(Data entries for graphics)

|---|

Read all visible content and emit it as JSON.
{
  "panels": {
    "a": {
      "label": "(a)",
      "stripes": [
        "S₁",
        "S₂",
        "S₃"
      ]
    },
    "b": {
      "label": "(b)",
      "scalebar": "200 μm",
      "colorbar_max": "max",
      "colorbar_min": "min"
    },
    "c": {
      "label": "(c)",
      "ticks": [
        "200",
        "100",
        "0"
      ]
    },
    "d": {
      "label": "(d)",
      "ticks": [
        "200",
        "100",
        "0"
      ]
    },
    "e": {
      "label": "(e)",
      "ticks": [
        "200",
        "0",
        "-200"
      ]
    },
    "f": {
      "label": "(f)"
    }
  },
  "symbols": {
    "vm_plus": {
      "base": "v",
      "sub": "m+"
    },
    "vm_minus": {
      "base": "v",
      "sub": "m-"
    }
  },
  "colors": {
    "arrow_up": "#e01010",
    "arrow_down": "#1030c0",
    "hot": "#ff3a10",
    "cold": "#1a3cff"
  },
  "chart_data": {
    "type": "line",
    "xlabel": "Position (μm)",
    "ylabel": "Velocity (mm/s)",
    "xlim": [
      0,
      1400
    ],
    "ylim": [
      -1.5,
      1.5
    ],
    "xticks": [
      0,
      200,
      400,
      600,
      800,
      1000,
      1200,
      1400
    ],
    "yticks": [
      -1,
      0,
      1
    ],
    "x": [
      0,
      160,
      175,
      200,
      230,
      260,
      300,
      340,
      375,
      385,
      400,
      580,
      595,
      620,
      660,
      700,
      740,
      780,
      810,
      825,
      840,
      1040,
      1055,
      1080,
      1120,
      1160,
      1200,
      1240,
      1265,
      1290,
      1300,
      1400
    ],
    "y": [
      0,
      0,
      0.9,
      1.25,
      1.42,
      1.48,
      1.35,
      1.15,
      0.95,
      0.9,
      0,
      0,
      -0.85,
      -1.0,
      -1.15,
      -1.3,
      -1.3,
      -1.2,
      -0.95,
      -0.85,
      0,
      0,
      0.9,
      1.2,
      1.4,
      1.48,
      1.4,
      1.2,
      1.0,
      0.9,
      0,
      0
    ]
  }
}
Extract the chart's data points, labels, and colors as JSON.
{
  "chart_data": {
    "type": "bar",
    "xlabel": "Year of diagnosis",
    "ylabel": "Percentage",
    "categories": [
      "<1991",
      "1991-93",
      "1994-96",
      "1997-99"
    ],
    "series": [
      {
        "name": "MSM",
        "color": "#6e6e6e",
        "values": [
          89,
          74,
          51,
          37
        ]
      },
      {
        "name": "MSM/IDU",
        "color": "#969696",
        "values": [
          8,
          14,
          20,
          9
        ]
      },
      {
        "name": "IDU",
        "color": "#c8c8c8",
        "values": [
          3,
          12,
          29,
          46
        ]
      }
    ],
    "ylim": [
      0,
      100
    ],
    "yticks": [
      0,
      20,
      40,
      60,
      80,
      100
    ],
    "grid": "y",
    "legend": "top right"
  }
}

|---|

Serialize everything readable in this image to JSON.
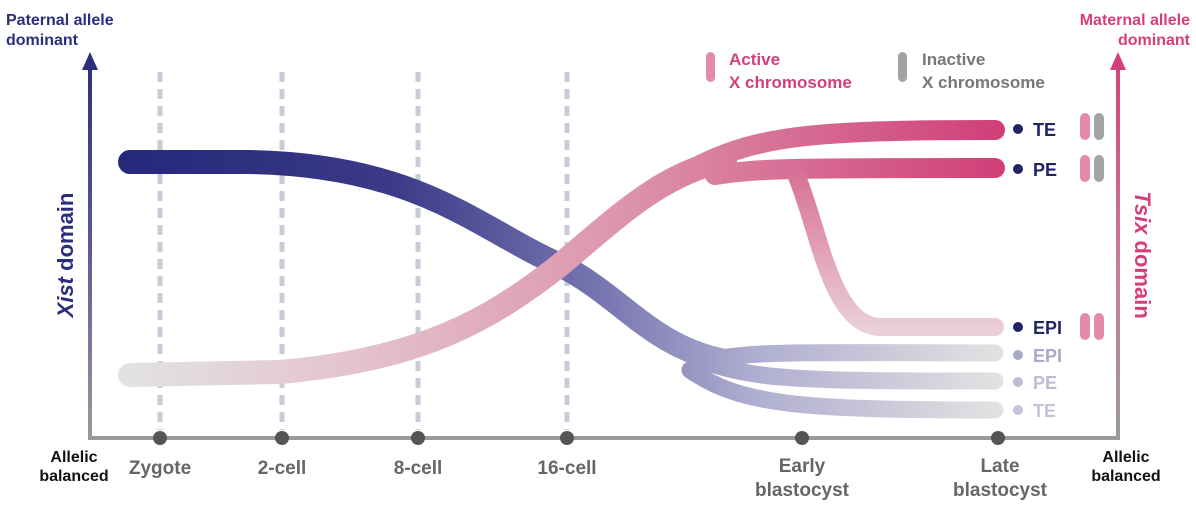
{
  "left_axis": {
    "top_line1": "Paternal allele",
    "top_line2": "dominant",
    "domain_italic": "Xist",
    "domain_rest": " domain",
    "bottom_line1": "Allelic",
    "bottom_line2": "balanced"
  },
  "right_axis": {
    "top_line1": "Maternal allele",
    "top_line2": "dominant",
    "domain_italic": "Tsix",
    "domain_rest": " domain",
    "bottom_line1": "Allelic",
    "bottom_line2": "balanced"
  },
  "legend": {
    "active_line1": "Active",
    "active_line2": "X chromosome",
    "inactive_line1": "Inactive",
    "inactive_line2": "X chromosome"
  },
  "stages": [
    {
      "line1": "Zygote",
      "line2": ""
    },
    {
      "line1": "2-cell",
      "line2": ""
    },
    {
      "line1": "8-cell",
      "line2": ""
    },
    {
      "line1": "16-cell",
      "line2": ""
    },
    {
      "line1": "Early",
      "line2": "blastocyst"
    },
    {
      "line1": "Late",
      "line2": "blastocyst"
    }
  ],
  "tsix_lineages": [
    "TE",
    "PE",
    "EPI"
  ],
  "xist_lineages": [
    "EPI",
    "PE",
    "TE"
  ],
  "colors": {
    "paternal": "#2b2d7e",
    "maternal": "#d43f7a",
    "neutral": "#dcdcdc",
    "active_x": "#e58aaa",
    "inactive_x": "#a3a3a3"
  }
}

|---|

__AIM OF THE EXERCISE__:
Copy every line that contains the string "chromosome".

__RESULT__:
    "active_line2": "X chromosome",
    "inactive_line2": "X chromosome"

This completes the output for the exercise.